§ **Instructions for the task**:
Can you find the lines of the listing that include "Silvio" and copy every one?

═══ Data to process ═══

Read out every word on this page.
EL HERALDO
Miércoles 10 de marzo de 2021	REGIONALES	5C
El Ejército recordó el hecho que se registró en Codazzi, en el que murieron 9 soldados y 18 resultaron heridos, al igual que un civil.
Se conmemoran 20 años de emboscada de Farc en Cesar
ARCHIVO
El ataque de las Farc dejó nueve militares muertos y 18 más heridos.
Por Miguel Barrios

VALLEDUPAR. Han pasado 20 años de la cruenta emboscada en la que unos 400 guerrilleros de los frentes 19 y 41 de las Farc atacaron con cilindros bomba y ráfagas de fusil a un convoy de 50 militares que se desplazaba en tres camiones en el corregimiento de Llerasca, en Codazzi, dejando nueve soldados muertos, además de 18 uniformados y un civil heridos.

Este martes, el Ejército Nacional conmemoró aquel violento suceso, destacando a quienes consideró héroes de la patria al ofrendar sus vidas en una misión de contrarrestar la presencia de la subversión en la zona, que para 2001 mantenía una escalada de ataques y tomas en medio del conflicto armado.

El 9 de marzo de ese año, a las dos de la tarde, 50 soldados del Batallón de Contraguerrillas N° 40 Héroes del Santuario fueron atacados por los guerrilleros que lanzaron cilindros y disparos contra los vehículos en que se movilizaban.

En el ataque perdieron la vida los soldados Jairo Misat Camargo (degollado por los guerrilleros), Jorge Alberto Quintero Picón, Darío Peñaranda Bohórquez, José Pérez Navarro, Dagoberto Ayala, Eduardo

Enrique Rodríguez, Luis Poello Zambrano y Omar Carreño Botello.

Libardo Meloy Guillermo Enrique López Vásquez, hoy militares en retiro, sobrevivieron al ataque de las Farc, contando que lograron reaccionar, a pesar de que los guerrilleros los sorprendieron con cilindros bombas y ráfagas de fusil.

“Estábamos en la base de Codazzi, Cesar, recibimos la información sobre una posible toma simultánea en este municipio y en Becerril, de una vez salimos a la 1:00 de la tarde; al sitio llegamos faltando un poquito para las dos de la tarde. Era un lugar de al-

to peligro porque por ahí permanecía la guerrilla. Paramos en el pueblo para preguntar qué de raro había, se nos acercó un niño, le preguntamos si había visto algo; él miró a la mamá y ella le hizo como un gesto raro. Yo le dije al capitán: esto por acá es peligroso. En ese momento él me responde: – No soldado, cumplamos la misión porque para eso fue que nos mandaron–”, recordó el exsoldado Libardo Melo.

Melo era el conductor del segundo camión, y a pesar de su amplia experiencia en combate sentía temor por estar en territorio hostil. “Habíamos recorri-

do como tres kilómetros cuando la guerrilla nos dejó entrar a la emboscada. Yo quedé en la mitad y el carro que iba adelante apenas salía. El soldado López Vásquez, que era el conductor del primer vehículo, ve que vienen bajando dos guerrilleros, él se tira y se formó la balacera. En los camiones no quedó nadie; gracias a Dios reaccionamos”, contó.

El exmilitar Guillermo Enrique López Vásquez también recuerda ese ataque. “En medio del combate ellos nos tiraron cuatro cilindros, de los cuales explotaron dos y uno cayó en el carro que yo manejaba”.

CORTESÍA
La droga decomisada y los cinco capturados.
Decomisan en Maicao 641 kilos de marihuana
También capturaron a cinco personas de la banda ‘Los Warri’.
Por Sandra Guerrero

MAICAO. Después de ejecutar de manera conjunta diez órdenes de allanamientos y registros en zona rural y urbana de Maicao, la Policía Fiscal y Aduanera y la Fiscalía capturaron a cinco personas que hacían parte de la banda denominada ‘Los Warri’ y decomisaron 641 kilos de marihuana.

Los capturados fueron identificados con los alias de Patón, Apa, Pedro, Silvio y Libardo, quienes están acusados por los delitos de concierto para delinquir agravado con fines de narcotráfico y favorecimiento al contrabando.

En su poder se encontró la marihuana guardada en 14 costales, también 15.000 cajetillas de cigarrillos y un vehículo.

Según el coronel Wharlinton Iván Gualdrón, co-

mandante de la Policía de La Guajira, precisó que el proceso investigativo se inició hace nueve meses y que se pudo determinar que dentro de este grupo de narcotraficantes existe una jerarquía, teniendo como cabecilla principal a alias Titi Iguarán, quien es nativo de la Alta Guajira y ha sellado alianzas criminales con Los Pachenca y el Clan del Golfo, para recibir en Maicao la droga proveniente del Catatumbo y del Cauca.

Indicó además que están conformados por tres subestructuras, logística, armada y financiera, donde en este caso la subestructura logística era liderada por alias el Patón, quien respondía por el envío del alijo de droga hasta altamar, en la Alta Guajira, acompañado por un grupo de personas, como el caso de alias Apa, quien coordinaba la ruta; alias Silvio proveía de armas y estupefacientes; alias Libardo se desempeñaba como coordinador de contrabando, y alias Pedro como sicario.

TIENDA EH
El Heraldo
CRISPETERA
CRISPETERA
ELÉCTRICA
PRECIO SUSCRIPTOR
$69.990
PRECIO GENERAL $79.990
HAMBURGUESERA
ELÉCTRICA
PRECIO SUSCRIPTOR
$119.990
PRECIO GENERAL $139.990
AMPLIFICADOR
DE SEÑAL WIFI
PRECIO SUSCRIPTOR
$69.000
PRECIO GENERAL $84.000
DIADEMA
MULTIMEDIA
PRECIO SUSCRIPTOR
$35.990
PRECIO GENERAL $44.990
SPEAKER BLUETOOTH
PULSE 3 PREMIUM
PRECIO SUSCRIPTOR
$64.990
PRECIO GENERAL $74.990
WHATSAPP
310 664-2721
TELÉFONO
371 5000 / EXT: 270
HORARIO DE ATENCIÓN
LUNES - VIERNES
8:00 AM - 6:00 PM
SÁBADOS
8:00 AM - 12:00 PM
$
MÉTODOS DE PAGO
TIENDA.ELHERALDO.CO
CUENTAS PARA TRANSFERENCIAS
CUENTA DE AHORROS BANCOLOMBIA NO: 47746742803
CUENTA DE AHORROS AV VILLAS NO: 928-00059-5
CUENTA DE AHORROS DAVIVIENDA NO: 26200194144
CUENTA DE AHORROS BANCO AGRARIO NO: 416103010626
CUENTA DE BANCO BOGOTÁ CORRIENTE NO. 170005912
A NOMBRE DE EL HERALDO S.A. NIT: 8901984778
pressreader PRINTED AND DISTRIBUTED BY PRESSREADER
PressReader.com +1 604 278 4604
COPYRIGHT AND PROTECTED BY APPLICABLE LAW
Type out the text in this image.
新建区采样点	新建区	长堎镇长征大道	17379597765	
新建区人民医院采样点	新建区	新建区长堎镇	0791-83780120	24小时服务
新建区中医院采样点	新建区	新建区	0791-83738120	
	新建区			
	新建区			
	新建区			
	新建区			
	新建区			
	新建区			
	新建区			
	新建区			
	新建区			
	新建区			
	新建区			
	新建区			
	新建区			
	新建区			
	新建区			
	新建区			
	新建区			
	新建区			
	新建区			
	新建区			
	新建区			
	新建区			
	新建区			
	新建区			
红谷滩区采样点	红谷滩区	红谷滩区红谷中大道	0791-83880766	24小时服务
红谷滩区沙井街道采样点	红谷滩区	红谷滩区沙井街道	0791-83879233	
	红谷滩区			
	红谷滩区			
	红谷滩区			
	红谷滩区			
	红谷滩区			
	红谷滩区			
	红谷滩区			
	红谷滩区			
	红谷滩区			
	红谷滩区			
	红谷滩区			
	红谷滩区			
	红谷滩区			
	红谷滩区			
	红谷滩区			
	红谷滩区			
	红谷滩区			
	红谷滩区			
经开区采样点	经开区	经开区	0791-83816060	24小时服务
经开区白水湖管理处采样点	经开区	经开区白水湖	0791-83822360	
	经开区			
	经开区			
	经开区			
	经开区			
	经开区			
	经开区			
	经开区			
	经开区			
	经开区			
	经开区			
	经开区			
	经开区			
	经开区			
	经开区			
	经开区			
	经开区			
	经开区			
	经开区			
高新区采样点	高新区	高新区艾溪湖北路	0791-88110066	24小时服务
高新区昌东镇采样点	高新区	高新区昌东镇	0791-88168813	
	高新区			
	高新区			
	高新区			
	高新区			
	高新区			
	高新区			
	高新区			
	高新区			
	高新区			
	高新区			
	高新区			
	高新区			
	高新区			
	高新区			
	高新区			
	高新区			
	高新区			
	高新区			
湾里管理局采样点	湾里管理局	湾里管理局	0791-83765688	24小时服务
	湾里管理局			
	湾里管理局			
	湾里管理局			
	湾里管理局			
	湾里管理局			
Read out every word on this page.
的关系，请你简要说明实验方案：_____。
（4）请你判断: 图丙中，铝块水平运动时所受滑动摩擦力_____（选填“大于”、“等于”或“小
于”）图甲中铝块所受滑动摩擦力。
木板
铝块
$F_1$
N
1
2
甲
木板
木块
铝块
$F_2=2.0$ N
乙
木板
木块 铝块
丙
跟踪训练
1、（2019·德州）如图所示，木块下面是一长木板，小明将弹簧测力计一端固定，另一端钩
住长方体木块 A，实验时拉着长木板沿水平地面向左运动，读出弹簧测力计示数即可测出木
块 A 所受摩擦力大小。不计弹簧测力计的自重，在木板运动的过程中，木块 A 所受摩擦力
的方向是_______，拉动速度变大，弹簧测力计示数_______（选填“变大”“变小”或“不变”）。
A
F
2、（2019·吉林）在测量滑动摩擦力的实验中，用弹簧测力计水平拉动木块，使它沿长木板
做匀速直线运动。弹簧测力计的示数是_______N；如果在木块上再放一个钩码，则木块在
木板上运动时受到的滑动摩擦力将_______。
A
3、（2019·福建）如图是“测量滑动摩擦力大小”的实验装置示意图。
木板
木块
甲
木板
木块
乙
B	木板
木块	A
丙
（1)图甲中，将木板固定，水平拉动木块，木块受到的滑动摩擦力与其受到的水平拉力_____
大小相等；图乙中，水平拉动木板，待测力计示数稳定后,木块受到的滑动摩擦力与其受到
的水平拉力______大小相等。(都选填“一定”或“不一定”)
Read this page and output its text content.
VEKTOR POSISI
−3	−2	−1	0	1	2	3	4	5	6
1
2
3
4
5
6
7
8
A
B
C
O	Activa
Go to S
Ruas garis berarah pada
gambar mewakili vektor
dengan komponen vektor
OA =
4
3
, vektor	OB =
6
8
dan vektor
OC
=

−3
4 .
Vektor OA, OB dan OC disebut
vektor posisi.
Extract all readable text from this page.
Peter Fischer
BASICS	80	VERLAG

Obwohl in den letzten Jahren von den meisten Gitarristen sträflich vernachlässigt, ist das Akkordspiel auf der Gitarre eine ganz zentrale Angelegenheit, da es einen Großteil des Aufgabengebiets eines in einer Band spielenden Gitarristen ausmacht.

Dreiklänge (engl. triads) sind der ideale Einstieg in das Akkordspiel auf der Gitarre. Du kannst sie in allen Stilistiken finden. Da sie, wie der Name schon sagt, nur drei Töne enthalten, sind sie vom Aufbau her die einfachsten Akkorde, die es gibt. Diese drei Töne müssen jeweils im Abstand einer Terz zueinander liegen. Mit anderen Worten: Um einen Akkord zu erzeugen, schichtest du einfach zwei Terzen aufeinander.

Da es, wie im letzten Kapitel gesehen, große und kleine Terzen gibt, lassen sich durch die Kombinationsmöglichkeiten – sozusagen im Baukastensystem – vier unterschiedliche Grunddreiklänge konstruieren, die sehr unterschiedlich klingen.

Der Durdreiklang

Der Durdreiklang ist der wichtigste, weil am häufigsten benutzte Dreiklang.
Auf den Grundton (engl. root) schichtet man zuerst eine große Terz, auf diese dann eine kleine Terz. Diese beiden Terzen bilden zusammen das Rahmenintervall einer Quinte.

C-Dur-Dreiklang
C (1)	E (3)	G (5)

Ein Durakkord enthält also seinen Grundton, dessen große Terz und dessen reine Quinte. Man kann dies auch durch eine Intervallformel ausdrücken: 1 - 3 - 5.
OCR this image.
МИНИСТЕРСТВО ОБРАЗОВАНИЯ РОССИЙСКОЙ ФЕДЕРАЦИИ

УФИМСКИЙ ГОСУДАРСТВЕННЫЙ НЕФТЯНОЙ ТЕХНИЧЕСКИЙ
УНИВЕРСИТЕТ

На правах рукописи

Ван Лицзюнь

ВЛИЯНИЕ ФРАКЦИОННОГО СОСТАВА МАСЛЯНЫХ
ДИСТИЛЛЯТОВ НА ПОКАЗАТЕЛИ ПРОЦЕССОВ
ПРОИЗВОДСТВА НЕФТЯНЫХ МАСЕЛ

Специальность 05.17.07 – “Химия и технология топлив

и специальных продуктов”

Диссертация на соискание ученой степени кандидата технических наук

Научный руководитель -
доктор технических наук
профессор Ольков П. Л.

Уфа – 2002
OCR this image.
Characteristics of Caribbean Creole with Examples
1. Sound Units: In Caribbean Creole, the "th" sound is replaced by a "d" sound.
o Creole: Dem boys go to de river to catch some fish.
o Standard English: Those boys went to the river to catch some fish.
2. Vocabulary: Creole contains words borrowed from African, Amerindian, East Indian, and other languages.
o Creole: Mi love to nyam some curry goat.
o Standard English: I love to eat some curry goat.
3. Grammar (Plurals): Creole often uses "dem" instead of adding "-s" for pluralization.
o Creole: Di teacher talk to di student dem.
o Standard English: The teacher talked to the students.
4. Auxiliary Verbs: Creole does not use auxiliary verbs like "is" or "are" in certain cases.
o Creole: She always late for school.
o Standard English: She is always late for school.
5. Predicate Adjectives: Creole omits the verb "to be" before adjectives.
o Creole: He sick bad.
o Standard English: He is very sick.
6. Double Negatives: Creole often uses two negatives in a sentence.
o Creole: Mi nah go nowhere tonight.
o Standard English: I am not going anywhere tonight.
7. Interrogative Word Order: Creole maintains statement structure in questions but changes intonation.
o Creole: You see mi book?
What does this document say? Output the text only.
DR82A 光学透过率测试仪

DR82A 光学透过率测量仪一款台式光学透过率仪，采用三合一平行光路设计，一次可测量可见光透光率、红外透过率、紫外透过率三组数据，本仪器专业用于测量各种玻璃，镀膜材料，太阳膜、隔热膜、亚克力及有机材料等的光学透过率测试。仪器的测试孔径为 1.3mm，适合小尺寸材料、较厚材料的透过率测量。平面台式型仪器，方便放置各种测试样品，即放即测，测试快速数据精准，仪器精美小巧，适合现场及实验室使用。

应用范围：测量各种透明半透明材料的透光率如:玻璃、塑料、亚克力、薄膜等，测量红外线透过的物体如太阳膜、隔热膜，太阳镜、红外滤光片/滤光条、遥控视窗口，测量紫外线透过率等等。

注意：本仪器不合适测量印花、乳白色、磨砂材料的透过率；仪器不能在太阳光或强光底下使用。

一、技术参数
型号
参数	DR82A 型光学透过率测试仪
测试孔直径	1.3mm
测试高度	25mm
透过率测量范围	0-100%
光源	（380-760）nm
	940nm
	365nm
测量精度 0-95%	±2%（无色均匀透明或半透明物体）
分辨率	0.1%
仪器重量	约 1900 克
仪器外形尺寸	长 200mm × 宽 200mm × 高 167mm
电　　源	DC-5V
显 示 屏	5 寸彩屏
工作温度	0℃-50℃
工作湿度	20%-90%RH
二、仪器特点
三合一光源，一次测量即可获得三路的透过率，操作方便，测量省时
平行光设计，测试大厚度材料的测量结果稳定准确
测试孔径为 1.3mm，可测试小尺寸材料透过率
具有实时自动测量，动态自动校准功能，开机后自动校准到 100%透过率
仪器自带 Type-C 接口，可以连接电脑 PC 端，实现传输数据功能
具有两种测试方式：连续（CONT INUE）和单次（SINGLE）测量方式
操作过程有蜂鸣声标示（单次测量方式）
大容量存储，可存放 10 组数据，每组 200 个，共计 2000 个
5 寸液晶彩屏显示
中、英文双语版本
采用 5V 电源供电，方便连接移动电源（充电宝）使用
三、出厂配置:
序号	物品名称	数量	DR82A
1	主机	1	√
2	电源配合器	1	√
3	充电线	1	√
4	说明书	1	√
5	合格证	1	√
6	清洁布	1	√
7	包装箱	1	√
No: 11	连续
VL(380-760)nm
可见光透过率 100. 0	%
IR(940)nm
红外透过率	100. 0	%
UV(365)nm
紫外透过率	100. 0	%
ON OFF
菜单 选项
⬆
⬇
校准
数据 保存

═══

§ **In response**:
Los capturados fueron identificados con los alias de Patón, Apa, Pedro, Silvio y Libardo, quienes están acusados por los delitos de concierto para delinquir agravado con fines de narcotráfico y favorecimiento al contrabando.
Indicó además que están conformados por tres subestructuras, logística, armada y financiera, donde en este caso la subestructura logística era liderada por alias el Patón, quien respondía por el envío del alijo de droga hasta altamar, en la Alta Guajira, acompañado por un grupo de personas, como el caso de alias Apa, quien coordinaba la ruta; alias Silvio proveía de armas y estupefacientes; alias Libardo se desempeñaba como coordinador de contrabando, y alias Pedro como sicario.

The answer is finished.